Given problem ->
Give the listing again character for character, but drop the images.

##### Records to process #####

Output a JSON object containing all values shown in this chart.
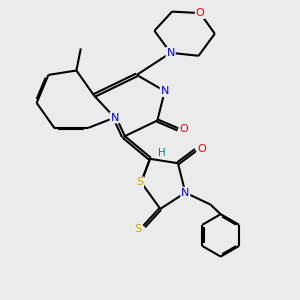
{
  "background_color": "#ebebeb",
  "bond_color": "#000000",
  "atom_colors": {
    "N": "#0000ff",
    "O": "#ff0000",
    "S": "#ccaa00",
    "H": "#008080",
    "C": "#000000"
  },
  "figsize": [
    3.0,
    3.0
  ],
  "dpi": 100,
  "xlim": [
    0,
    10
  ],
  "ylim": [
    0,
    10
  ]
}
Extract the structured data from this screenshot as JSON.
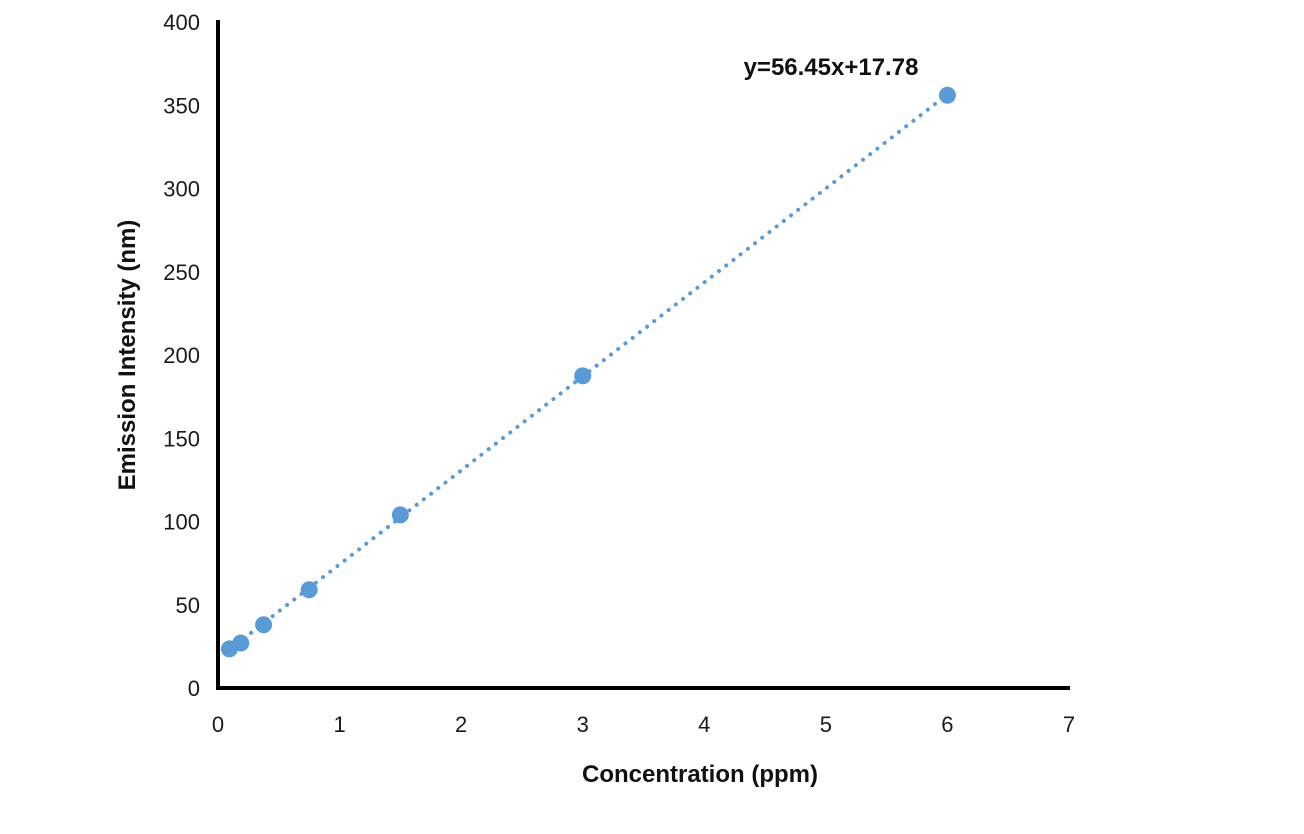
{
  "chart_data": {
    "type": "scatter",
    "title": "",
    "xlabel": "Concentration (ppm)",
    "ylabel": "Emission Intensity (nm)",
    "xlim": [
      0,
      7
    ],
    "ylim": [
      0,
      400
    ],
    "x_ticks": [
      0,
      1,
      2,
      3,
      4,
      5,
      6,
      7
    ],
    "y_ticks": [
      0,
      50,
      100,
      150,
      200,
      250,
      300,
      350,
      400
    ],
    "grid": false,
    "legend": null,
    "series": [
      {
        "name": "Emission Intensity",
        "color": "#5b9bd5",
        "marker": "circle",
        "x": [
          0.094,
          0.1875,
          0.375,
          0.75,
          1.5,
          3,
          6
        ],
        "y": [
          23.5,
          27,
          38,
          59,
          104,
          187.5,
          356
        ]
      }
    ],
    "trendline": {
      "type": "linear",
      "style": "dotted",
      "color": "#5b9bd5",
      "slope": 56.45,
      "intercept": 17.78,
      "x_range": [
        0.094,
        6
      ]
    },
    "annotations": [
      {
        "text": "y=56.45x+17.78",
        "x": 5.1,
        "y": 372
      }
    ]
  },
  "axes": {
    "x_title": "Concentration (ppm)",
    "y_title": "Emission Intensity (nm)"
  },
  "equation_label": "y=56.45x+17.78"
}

#####

Full output ->
Output a JSON object containing all values shown in this chart.
{
  "background_color": "#ebebeb",
  "bond_color": "#000000",
  "atom_colors": {
    "N": "#0000ff",
    "O": "#ff0000",
    "S": "#ccaa00",
    "H": "#008080",
    "C": "#000000"
  },
  "figsize": [
    3.0,
    3.0
  ],
  "dpi": 100,
  "xlim": [
    0,
    10
  ],
  "ylim": [
    0,
    10
  ]
}
Extract the structured data from this screenshot as JSON.
{
  "chart_data": {
    "type": "scatter",
    "title": "",
    "xlabel": "Concentration (ppm)",
    "ylabel": "Emission Intensity (nm)",
    "xlim": [
      0,
      7
    ],
    "ylim": [
      0,
      400
    ],
    "x_ticks": [
      0,
      1,
      2,
      3,
      4,
      5,
      6,
      7
    ],
    "y_ticks": [
      0,
      50,
      100,
      150,
      200,
      250,
      300,
      350,
      400
    ],
    "grid": false,
    "legend": null,
    "series": [
      {
        "name": "Emission Intensity",
        "color": "#5b9bd5",
        "marker": "circle",
        "x": [
          0.094,
          0.1875,
          0.375,
          0.75,
          1.5,
          3,
          6
        ],
        "y": [
          23.5,
          27,
          38,
          59,
          104,
          187.5,
          356
        ]
      }
    ],
    "trendline": {
      "type": "linear",
      "style": "dotted",
      "color": "#5b9bd5",
      "slope": 56.45,
      "intercept": 17.78,
      "x_range": [
        0.094,
        6
      ]
    },
    "annotations": [
      {
        "text": "y=56.45x+17.78",
        "x": 5.1,
        "y": 372
      }
    ]
  },
  "axes": {
    "x_title": "Concentration (ppm)",
    "y_title": "Emission Intensity (nm)"
  },
  "equation_label": "y=56.45x+17.78"
}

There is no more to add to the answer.